### PROBLEM DETAILS
Transcribe the records below exactly.

### INPUT DATA
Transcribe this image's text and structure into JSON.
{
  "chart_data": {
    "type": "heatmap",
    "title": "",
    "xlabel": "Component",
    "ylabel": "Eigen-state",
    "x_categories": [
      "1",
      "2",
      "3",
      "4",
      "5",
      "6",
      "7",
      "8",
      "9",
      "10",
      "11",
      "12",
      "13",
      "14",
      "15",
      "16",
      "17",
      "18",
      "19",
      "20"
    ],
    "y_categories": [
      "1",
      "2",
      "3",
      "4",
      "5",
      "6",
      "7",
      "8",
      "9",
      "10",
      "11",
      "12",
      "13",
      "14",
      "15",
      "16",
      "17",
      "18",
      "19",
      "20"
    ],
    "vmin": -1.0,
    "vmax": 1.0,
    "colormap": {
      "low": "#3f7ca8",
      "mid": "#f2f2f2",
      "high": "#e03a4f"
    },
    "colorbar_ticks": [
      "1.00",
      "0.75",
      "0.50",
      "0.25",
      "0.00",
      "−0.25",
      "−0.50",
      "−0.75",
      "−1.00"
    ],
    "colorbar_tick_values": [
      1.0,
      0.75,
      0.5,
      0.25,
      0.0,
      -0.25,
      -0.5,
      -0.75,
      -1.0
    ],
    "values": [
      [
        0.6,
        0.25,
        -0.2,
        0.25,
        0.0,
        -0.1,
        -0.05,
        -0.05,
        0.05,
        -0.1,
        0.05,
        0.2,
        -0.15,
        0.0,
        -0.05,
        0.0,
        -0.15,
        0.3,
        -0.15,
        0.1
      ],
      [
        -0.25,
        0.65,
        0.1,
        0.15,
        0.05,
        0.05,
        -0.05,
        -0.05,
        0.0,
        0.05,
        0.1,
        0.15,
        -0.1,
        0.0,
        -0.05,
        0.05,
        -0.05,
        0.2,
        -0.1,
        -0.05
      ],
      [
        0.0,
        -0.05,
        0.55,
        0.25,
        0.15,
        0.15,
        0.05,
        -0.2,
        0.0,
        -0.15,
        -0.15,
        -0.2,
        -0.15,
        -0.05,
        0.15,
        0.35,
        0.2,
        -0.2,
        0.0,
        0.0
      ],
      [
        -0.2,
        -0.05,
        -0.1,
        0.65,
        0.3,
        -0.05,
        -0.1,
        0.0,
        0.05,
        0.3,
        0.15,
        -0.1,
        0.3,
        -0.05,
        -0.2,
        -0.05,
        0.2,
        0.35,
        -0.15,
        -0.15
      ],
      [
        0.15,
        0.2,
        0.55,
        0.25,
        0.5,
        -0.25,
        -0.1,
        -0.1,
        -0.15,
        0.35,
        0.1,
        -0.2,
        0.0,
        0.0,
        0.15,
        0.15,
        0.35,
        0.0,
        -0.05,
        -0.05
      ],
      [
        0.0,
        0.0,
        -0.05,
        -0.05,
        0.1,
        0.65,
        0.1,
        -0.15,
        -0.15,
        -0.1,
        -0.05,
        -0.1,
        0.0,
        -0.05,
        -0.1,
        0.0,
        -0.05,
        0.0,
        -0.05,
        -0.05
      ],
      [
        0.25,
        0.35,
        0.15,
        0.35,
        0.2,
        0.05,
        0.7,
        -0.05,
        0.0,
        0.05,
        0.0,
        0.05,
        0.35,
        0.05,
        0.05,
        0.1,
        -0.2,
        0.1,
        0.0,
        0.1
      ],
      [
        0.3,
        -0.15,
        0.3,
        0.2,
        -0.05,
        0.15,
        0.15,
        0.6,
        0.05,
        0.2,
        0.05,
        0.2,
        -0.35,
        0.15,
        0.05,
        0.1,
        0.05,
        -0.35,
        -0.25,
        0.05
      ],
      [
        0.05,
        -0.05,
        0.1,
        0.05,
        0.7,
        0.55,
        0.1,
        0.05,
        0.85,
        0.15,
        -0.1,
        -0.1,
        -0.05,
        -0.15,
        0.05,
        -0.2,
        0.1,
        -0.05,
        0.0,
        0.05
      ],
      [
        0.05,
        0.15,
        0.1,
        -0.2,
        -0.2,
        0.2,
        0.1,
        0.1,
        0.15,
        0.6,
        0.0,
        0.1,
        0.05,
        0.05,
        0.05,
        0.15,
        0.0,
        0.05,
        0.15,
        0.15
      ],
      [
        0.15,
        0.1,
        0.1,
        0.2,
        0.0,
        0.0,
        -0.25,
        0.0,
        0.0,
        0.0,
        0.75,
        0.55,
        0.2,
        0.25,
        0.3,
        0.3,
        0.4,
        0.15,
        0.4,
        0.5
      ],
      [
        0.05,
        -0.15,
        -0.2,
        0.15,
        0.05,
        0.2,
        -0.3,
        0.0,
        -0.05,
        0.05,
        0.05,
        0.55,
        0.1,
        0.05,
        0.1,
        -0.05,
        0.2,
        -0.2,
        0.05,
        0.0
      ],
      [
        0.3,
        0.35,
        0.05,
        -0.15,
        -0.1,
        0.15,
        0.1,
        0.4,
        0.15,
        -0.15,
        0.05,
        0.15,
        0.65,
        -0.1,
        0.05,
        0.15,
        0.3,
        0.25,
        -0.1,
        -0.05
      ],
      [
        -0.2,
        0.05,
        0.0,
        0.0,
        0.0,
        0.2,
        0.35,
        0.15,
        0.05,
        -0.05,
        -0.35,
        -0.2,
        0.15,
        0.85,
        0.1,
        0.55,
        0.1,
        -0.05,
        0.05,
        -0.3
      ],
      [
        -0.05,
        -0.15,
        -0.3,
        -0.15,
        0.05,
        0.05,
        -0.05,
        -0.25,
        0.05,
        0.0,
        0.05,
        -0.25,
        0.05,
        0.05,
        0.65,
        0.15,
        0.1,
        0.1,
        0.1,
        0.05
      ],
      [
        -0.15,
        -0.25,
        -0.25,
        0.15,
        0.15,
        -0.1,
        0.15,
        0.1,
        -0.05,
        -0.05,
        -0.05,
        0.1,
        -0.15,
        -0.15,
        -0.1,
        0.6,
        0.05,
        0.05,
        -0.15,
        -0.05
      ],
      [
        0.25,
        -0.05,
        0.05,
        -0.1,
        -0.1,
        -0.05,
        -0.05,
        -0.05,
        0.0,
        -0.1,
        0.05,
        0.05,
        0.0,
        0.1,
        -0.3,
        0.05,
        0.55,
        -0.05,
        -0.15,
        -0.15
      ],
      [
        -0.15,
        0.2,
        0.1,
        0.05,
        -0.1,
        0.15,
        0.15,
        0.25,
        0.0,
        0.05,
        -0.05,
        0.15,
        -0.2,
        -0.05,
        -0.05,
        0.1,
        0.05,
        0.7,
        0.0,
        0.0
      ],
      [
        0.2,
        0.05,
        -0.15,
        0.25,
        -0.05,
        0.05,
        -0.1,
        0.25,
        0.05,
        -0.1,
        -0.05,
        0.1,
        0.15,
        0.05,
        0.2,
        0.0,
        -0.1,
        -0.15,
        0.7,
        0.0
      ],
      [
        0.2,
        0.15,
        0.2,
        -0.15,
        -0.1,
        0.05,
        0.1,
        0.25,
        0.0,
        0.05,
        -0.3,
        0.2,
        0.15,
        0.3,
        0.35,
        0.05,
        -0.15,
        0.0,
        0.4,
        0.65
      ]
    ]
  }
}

### SOLUTION FOR THIS PROBLEM
Transcribe this image's text and structure into JSON.
{
  "chart_data": {
    "type": "heatmap",
    "title": "",
    "xlabel": "Component",
    "ylabel": "Eigen-state",
    "x_categories": [
      "1",
      "2",
      "3",
      "4",
      "5",
      "6",
      "7",
      "8",
      "9",
      "10",
      "11",
      "12",
      "13",
      "14",
      "15",
      "16",
      "17",
      "18",
      "19",
      "20"
    ],
    "y_categories": [
      "1",
      "2",
      "3",
      "4",
      "5",
      "6",
      "7",
      "8",
      "9",
      "10",
      "11",
      "12",
      "13",
      "14",
      "15",
      "16",
      "17",
      "18",
      "19",
      "20"
    ],
    "vmin": -1.0,
    "vmax": 1.0,
    "colormap": {
      "low": "#3f7ca8",
      "mid": "#f2f2f2",
      "high": "#e03a4f"
    },
    "colorbar_ticks": [
      "1.00",
      "0.75",
      "0.50",
      "0.25",
      "0.00",
      "−0.25",
      "−0.50",
      "−0.75",
      "−1.00"
    ],
    "colorbar_tick_values": [
      1.0,
      0.75,
      0.5,
      0.25,
      0.0,
      -0.25,
      -0.5,
      -0.75,
      -1.0
    ],
    "values": [
      [
        0.6,
        0.25,
        -0.2,
        0.25,
        0.0,
        -0.1,
        -0.05,
        -0.05,
        0.05,
        -0.1,
        0.05,
        0.2,
        -0.15,
        0.0,
        -0.05,
        0.0,
        -0.15,
        0.3,
        -0.15,
        0.1
      ],
      [
        -0.25,
        0.65,
        0.1,
        0.15,
        0.05,
        0.05,
        -0.05,
        -0.05,
        0.0,
        0.05,
        0.1,
        0.15,
        -0.1,
        0.0,
        -0.05,
        0.05,
        -0.05,
        0.2,
        -0.1,
        -0.05
      ],
      [
        0.0,
        -0.05,
        0.55,
        0.25,
        0.15,
        0.15,
        0.05,
        -0.2,
        0.0,
        -0.15,
        -0.15,
        -0.2,
        -0.15,
        -0.05,
        0.15,
        0.35,
        0.2,
        -0.2,
        0.0,
        0.0
      ],
      [
        -0.2,
        -0.05,
        -0.1,
        0.65,
        0.3,
        -0.05,
        -0.1,
        0.0,
        0.05,
        0.3,
        0.15,
        -0.1,
        0.3,
        -0.05,
        -0.2,
        -0.05,
        0.2,
        0.35,
        -0.15,
        -0.15
      ],
      [
        0.15,
        0.2,
        0.55,
        0.25,
        0.5,
        -0.25,
        -0.1,
        -0.1,
        -0.15,
        0.35,
        0.1,
        -0.2,
        0.0,
        0.0,
        0.15,
        0.15,
        0.35,
        0.0,
        -0.05,
        -0.05
      ],
      [
        0.0,
        0.0,
        -0.05,
        -0.05,
        0.1,
        0.65,
        0.1,
        -0.15,
        -0.15,
        -0.1,
        -0.05,
        -0.1,
        0.0,
        -0.05,
        -0.1,
        0.0,
        -0.05,
        0.0,
        -0.05,
        -0.05
      ],
      [
        0.25,
        0.35,
        0.15,
        0.35,
        0.2,
        0.05,
        0.7,
        -0.05,
        0.0,
        0.05,
        0.0,
        0.05,
        0.35,
        0.05,
        0.05,
        0.1,
        -0.2,
        0.1,
        0.0,
        0.1
      ],
      [
        0.3,
        -0.15,
        0.3,
        0.2,
        -0.05,
        0.15,
        0.15,
        0.6,
        0.05,
        0.2,
        0.05,
        0.2,
        -0.35,
        0.15,
        0.05,
        0.1,
        0.05,
        -0.35,
        -0.25,
        0.05
      ],
      [
        0.05,
        -0.05,
        0.1,
        0.05,
        0.7,
        0.55,
        0.1,
        0.05,
        0.85,
        0.15,
        -0.1,
        -0.1,
        -0.05,
        -0.15,
        0.05,
        -0.2,
        0.1,
        -0.05,
        0.0,
        0.05
      ],
      [
        0.05,
        0.15,
        0.1,
        -0.2,
        -0.2,
        0.2,
        0.1,
        0.1,
        0.15,
        0.6,
        0.0,
        0.1,
        0.05,
        0.05,
        0.05,
        0.15,
        0.0,
        0.05,
        0.15,
        0.15
      ],
      [
        0.15,
        0.1,
        0.1,
        0.2,
        0.0,
        0.0,
        -0.25,
        0.0,
        0.0,
        0.0,
        0.75,
        0.55,
        0.2,
        0.25,
        0.3,
        0.3,
        0.4,
        0.15,
        0.4,
        0.5
      ],
      [
        0.05,
        -0.15,
        -0.2,
        0.15,
        0.05,
        0.2,
        -0.3,
        0.0,
        -0.05,
        0.05,
        0.05,
        0.55,
        0.1,
        0.05,
        0.1,
        -0.05,
        0.2,
        -0.2,
        0.05,
        0.0
      ],
      [
        0.3,
        0.35,
        0.05,
        -0.15,
        -0.1,
        0.15,
        0.1,
        0.4,
        0.15,
        -0.15,
        0.05,
        0.15,
        0.65,
        -0.1,
        0.05,
        0.15,
        0.3,
        0.25,
        -0.1,
        -0.05
      ],
      [
        -0.2,
        0.05,
        0.0,
        0.0,
        0.0,
        0.2,
        0.35,
        0.15,
        0.05,
        -0.05,
        -0.35,
        -0.2,
        0.15,
        0.85,
        0.1,
        0.55,
        0.1,
        -0.05,
        0.05,
        -0.3
      ],
      [
        -0.05,
        -0.15,
        -0.3,
        -0.15,
        0.05,
        0.05,
        -0.05,
        -0.25,
        0.05,
        0.0,
        0.05,
        -0.25,
        0.05,
        0.05,
        0.65,
        0.15,
        0.1,
        0.1,
        0.1,
        0.05
      ],
      [
        -0.15,
        -0.25,
        -0.25,
        0.15,
        0.15,
        -0.1,
        0.15,
        0.1,
        -0.05,
        -0.05,
        -0.05,
        0.1,
        -0.15,
        -0.15,
        -0.1,
        0.6,
        0.05,
        0.05,
        -0.15,
        -0.05
      ],
      [
        0.25,
        -0.05,
        0.05,
        -0.1,
        -0.1,
        -0.05,
        -0.05,
        -0.05,
        0.0,
        -0.1,
        0.05,
        0.05,
        0.0,
        0.1,
        -0.3,
        0.05,
        0.55,
        -0.05,
        -0.15,
        -0.15
      ],
      [
        -0.15,
        0.2,
        0.1,
        0.05,
        -0.1,
        0.15,
        0.15,
        0.25,
        0.0,
        0.05,
        -0.05,
        0.15,
        -0.2,
        -0.05,
        -0.05,
        0.1,
        0.05,
        0.7,
        0.0,
        0.0
      ],
      [
        0.2,
        0.05,
        -0.15,
        0.25,
        -0.05,
        0.05,
        -0.1,
        0.25,
        0.05,
        -0.1,
        -0.05,
        0.1,
        0.15,
        0.05,
        0.2,
        0.0,
        -0.1,
        -0.15,
        0.7,
        0.0
      ],
      [
        0.2,
        0.15,
        0.2,
        -0.15,
        -0.1,
        0.05,
        0.1,
        0.25,
        0.0,
        0.05,
        -0.3,
        0.2,
        0.15,
        0.3,
        0.35,
        0.05,
        -0.15,
        0.0,
        0.4,
        0.65
      ]
    ]
  }
}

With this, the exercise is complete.